*What the task requires*: Copy out every line that contains "object".

___

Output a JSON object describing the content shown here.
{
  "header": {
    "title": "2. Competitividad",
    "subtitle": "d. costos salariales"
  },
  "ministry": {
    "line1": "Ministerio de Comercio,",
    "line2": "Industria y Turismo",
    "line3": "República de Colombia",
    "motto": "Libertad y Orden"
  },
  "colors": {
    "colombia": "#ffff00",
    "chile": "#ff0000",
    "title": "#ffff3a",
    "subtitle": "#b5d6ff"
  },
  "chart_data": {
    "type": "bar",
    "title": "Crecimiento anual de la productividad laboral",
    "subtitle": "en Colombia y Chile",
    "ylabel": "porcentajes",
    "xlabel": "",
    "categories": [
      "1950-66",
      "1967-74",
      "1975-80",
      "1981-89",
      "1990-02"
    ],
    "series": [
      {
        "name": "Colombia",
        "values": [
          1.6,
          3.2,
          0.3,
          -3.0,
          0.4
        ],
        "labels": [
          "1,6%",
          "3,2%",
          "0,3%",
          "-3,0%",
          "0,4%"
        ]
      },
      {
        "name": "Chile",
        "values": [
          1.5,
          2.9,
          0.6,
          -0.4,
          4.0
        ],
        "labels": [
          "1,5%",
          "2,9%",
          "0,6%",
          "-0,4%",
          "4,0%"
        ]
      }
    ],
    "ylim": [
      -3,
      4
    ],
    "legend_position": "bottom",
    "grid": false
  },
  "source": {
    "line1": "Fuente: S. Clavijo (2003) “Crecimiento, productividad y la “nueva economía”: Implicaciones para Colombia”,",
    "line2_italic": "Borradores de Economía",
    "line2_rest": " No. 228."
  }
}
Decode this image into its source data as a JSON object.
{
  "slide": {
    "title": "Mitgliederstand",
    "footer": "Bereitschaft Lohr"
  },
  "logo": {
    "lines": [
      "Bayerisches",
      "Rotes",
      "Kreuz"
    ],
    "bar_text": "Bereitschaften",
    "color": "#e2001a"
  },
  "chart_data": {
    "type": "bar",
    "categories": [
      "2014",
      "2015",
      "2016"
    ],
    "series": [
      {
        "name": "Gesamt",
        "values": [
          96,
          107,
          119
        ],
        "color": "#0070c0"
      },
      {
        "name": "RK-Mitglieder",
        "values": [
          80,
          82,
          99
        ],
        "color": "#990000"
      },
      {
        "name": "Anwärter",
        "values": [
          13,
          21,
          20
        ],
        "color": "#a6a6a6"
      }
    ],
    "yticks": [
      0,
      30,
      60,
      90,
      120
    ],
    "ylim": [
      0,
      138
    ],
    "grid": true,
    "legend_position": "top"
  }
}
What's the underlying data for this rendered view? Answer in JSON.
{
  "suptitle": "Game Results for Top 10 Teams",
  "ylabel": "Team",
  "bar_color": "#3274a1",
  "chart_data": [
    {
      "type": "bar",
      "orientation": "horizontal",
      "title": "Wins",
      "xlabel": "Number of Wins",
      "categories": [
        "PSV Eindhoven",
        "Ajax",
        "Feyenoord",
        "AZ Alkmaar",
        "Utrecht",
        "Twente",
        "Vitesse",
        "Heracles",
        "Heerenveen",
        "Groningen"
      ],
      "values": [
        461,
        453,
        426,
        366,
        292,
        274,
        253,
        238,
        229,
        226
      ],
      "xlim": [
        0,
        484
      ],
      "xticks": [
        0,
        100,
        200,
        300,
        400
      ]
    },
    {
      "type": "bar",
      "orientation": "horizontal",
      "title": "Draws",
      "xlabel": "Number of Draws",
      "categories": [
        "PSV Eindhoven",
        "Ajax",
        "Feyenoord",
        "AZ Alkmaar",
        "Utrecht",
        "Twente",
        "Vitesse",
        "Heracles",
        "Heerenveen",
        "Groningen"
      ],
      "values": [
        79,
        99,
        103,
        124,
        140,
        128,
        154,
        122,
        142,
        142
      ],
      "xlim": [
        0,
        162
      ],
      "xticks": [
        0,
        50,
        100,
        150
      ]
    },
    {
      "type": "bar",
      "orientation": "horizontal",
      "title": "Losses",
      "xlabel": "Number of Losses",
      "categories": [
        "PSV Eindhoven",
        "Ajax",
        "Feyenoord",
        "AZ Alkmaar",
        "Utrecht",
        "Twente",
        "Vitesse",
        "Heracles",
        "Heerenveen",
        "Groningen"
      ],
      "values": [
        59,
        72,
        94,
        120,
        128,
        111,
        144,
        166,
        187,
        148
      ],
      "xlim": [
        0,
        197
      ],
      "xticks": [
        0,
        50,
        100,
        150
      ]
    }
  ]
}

___

*Result of the exercise*:
Output a JSON object describing the content shown here.
Decode this image into its source data as a JSON object.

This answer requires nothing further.